:: OBJECTIVE ::
Copy out all lines of the records in which the word "regression" appears.

** Start **

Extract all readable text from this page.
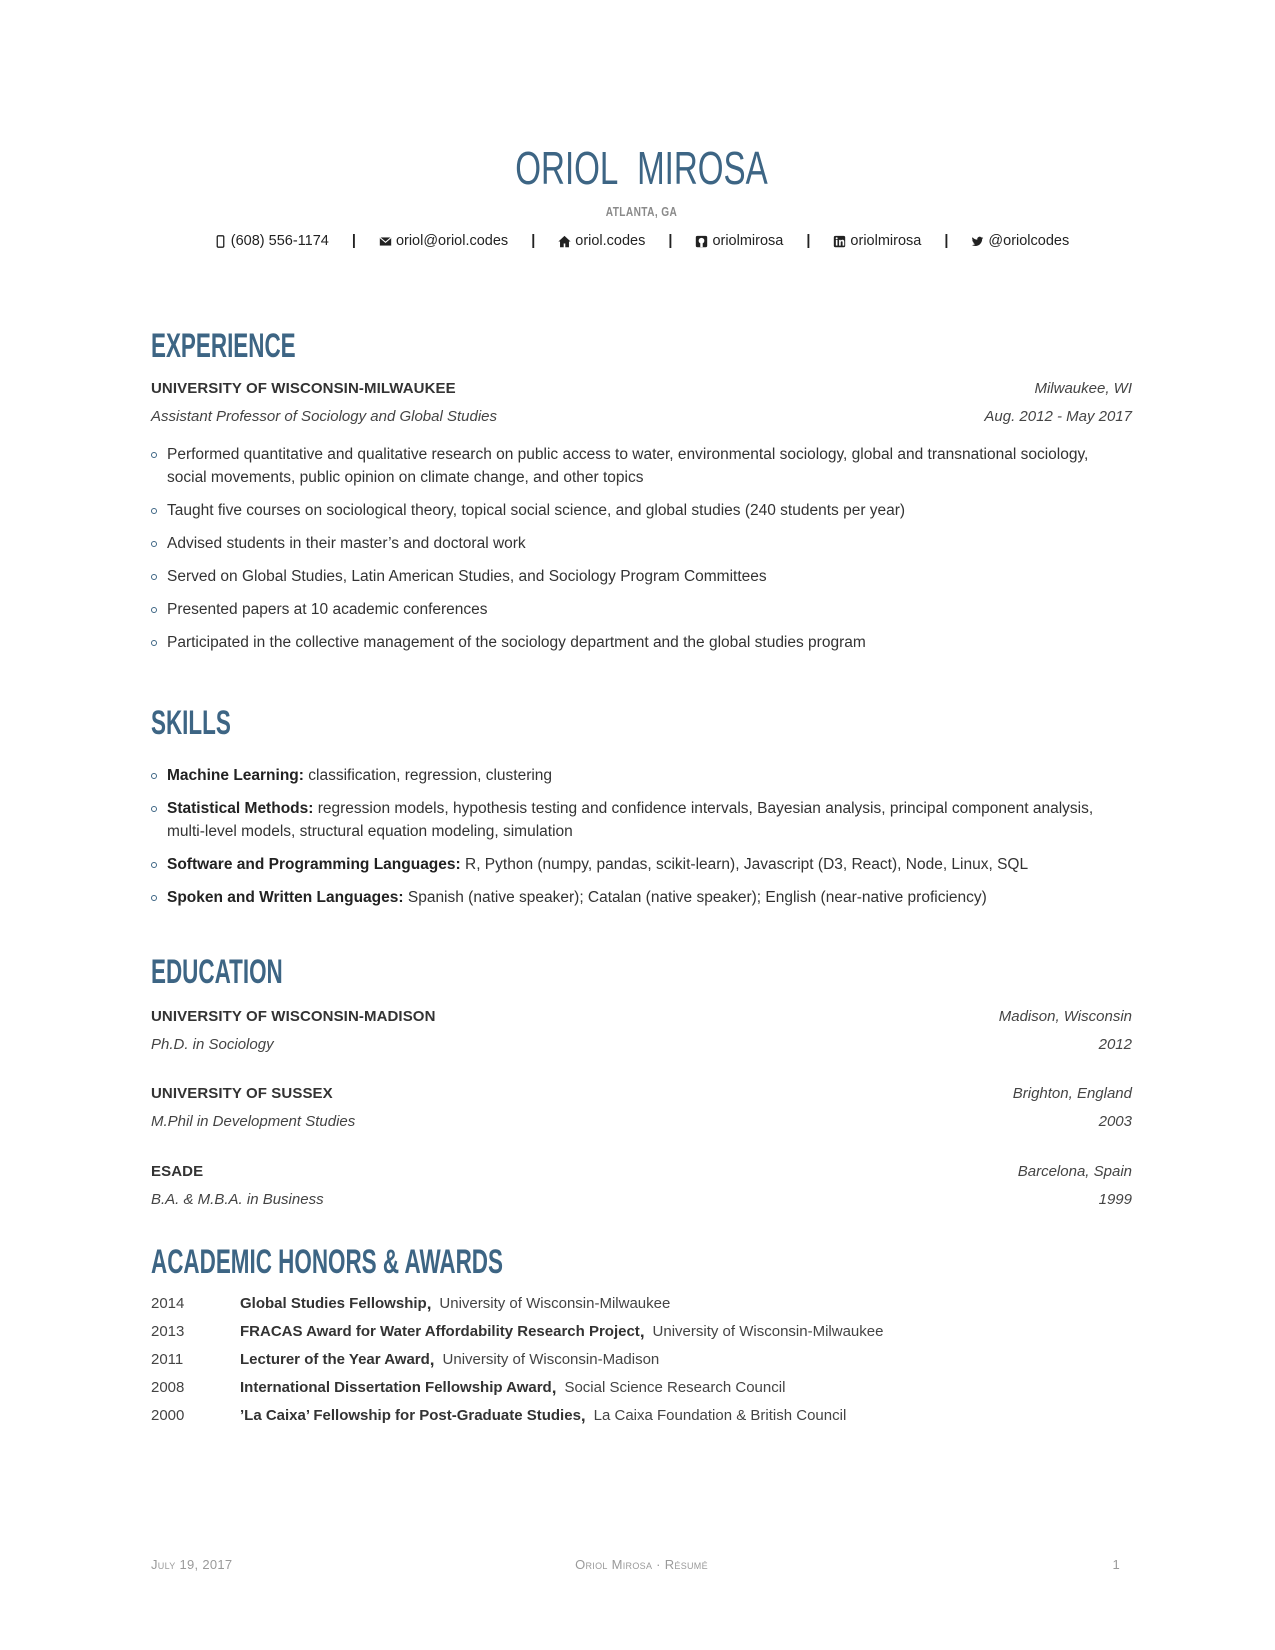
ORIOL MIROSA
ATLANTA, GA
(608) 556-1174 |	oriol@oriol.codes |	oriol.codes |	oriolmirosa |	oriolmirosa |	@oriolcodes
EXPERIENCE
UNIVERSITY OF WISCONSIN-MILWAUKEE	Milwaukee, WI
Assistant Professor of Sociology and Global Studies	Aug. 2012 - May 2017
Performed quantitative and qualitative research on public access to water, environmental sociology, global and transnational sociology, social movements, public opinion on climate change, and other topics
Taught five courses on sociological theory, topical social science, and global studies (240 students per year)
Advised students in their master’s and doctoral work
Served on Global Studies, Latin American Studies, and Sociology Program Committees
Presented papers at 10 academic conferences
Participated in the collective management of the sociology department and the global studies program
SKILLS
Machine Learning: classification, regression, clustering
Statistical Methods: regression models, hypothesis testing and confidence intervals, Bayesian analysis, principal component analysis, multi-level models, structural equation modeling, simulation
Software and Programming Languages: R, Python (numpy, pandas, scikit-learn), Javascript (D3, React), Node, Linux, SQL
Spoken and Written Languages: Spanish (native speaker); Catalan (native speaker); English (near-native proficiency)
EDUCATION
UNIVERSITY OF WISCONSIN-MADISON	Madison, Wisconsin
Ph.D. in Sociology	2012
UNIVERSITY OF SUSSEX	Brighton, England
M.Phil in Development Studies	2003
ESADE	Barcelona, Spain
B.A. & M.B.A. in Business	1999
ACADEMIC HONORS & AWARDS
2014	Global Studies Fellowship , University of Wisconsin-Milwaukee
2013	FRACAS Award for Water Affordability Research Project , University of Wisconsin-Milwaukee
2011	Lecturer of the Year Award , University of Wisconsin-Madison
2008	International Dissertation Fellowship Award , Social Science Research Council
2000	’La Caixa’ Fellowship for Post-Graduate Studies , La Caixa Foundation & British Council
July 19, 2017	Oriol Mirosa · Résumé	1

** End **

:: RESULT ::
Machine Learning: classification, regression, clustering
Statistical Methods: regression models, hypothesis testing and confidence intervals, Bayesian analysis, principal component analysis, multi-level models, structural equation modeling, simulation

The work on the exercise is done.